>> start

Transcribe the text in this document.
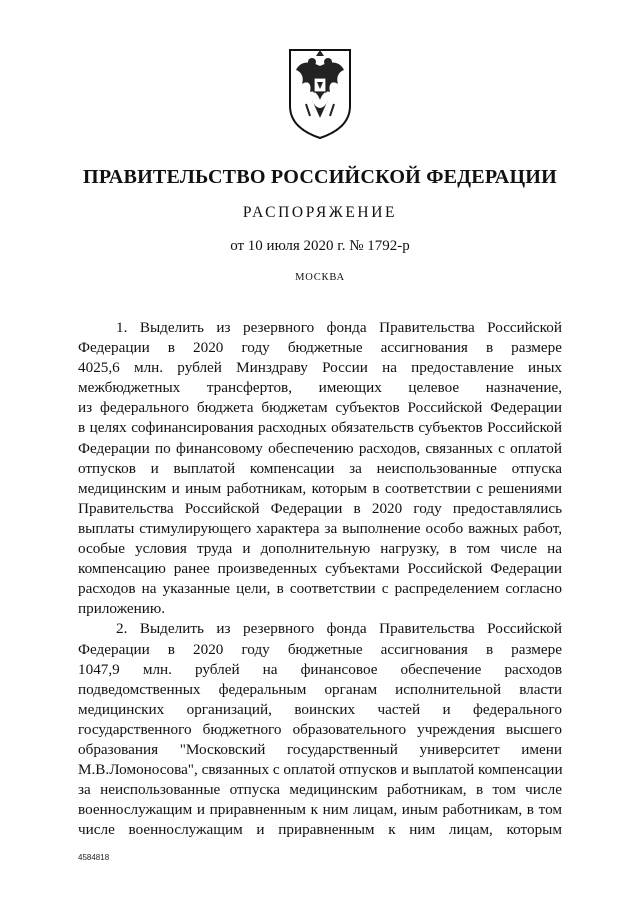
ПРАВИТЕЛЬСТВО РОССИЙСКОЙ ФЕДЕРАЦИИ
РАСПОРЯЖЕНИЕ
от 10 июля 2020 г. № 1792-р
МОСКВА
1. Выделить из резервного фонда Правительства Российской
Федерации в 2020 году бюджетные ассигнования в размере
4025,6 млн. рублей Минздраву России на предоставление иных
межбюджетных трансфертов, имеющих целевое назначение,
из федерального бюджета бюджетам субъектов Российской Федерации
в целях софинансирования расходных обязательств субъектов Российской
Федерации по финансовому обеспечению расходов, связанных с оплатой
отпусков и выплатой компенсации за неиспользованные отпуска
медицинским и иным работникам, которым в соответствии с решениями
Правительства Российской Федерации в 2020 году предоставлялись
выплаты стимулирующего характера за выполнение особо важных работ,
особые условия труда и дополнительную нагрузку, в том числе на
компенсацию ранее произведенных субъектами Российской Федерации
расходов на указанные цели, в соответствии с распределением согласно
приложению.
2. Выделить из резервного фонда Правительства Российской
Федерации в 2020 году бюджетные ассигнования в размере
1047,9 млн. рублей на финансовое обеспечение расходов
подведомственных федеральным органам исполнительной власти
медицинских организаций, воинских частей и федерального
государственного бюджетного образовательного учреждения высшего
образования "Московский государственный университет имени
М.В.Ломоносова", связанных с оплатой отпусков и выплатой компенсации
за неиспользованные отпуска медицинским работникам, в том числе
военнослужащим и приравненным к ним лицам, иным работникам, в том
числе военнослужащим и приравненным к ним лицам, которым
4584818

>> end

Which lines hold the string "компенсации"? List them all.

отпусков и выплатой компенсации за неиспользованные отпуска
М.В.Ломоносова", связанных с оплатой отпусков и выплатой компенсации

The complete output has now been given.